-- Stored records --
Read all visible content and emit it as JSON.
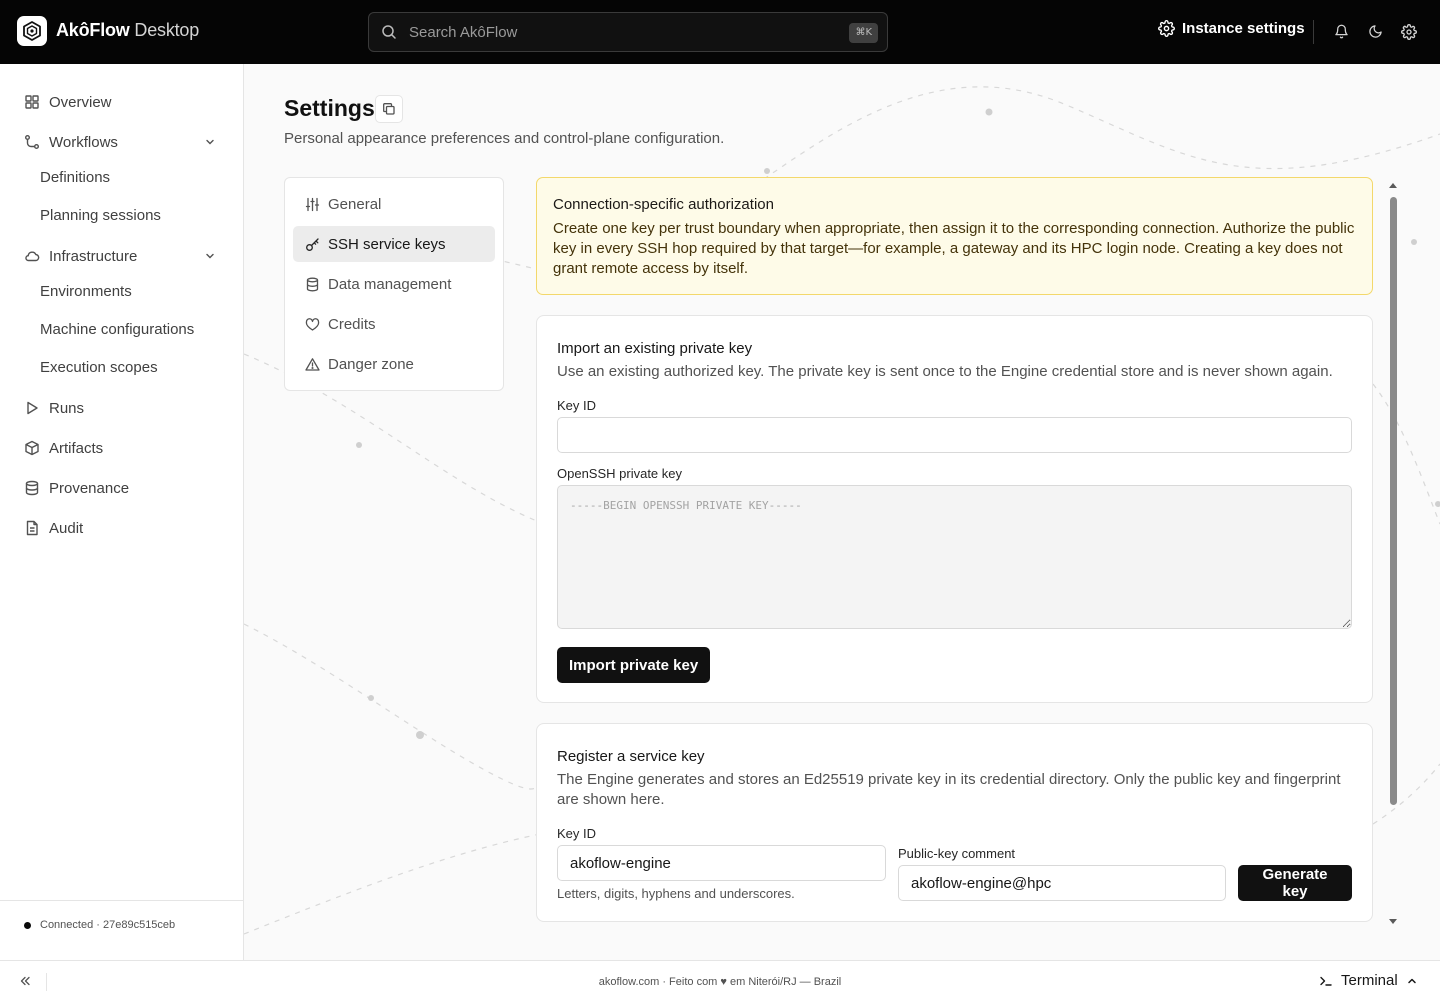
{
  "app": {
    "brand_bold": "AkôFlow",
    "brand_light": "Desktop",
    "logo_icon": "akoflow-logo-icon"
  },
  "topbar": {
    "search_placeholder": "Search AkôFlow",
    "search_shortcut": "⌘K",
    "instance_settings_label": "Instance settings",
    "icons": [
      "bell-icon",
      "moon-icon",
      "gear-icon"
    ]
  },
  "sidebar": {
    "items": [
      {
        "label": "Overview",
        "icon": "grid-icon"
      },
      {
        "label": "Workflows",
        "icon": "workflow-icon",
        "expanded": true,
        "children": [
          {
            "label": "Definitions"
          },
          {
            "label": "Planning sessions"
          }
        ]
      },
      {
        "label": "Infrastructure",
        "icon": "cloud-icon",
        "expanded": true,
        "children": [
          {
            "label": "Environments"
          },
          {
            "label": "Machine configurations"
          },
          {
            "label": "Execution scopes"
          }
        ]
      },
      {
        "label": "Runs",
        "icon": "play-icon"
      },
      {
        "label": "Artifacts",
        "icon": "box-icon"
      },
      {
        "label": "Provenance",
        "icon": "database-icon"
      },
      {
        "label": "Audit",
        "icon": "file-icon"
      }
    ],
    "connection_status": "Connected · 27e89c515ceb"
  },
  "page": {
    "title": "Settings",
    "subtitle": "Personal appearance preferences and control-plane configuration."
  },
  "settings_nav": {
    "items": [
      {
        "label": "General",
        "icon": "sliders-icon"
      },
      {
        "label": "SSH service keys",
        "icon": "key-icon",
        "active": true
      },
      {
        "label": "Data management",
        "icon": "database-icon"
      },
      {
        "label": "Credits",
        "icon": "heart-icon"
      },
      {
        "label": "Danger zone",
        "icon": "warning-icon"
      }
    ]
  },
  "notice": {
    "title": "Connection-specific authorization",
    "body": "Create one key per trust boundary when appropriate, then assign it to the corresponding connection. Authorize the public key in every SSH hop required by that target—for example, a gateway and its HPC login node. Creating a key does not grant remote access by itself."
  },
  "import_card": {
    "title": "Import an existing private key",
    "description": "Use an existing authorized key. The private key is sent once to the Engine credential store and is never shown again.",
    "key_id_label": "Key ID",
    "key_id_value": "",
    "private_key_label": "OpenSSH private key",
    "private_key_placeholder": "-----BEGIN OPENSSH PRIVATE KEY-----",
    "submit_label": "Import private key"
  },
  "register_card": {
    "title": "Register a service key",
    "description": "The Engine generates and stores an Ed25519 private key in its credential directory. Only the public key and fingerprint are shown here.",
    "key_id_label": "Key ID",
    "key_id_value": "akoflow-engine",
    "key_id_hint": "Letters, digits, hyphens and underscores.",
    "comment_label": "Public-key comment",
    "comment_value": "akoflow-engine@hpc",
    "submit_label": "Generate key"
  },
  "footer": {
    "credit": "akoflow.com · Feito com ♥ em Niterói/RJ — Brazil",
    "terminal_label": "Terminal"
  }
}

-- Required task --
Without including any picture, retype the entries exactly.

-- Task output --
Read all visible content and emit it as JSON.
{
  "app": {
    "brand_bold": "AkôFlow",
    "brand_light": "Desktop",
    "logo_icon": "akoflow-logo-icon"
  },
  "topbar": {
    "search_placeholder": "Search AkôFlow",
    "search_shortcut": "⌘K",
    "instance_settings_label": "Instance settings",
    "icons": [
      "bell-icon",
      "moon-icon",
      "gear-icon"
    ]
  },
  "sidebar": {
    "items": [
      {
        "label": "Overview",
        "icon": "grid-icon"
      },
      {
        "label": "Workflows",
        "icon": "workflow-icon",
        "expanded": true,
        "children": [
          {
            "label": "Definitions"
          },
          {
            "label": "Planning sessions"
          }
        ]
      },
      {
        "label": "Infrastructure",
        "icon": "cloud-icon",
        "expanded": true,
        "children": [
          {
            "label": "Environments"
          },
          {
            "label": "Machine configurations"
          },
          {
            "label": "Execution scopes"
          }
        ]
      },
      {
        "label": "Runs",
        "icon": "play-icon"
      },
      {
        "label": "Artifacts",
        "icon": "box-icon"
      },
      {
        "label": "Provenance",
        "icon": "database-icon"
      },
      {
        "label": "Audit",
        "icon": "file-icon"
      }
    ],
    "connection_status": "Connected · 27e89c515ceb"
  },
  "page": {
    "title": "Settings",
    "subtitle": "Personal appearance preferences and control-plane configuration."
  },
  "settings_nav": {
    "items": [
      {
        "label": "General",
        "icon": "sliders-icon"
      },
      {
        "label": "SSH service keys",
        "icon": "key-icon",
        "active": true
      },
      {
        "label": "Data management",
        "icon": "database-icon"
      },
      {
        "label": "Credits",
        "icon": "heart-icon"
      },
      {
        "label": "Danger zone",
        "icon": "warning-icon"
      }
    ]
  },
  "notice": {
    "title": "Connection-specific authorization",
    "body": "Create one key per trust boundary when appropriate, then assign it to the corresponding connection. Authorize the public key in every SSH hop required by that target—for example, a gateway and its HPC login node. Creating a key does not grant remote access by itself."
  },
  "import_card": {
    "title": "Import an existing private key",
    "description": "Use an existing authorized key. The private key is sent once to the Engine credential store and is never shown again.",
    "key_id_label": "Key ID",
    "key_id_value": "",
    "private_key_label": "OpenSSH private key",
    "private_key_placeholder": "-----BEGIN OPENSSH PRIVATE KEY-----",
    "submit_label": "Import private key"
  },
  "register_card": {
    "title": "Register a service key",
    "description": "The Engine generates and stores an Ed25519 private key in its credential directory. Only the public key and fingerprint are shown here.",
    "key_id_label": "Key ID",
    "key_id_value": "akoflow-engine",
    "key_id_hint": "Letters, digits, hyphens and underscores.",
    "comment_label": "Public-key comment",
    "comment_value": "akoflow-engine@hpc",
    "submit_label": "Generate key"
  },
  "footer": {
    "credit": "akoflow.com · Feito com ♥ em Niterói/RJ — Brazil",
    "terminal_label": "Terminal"
  }
}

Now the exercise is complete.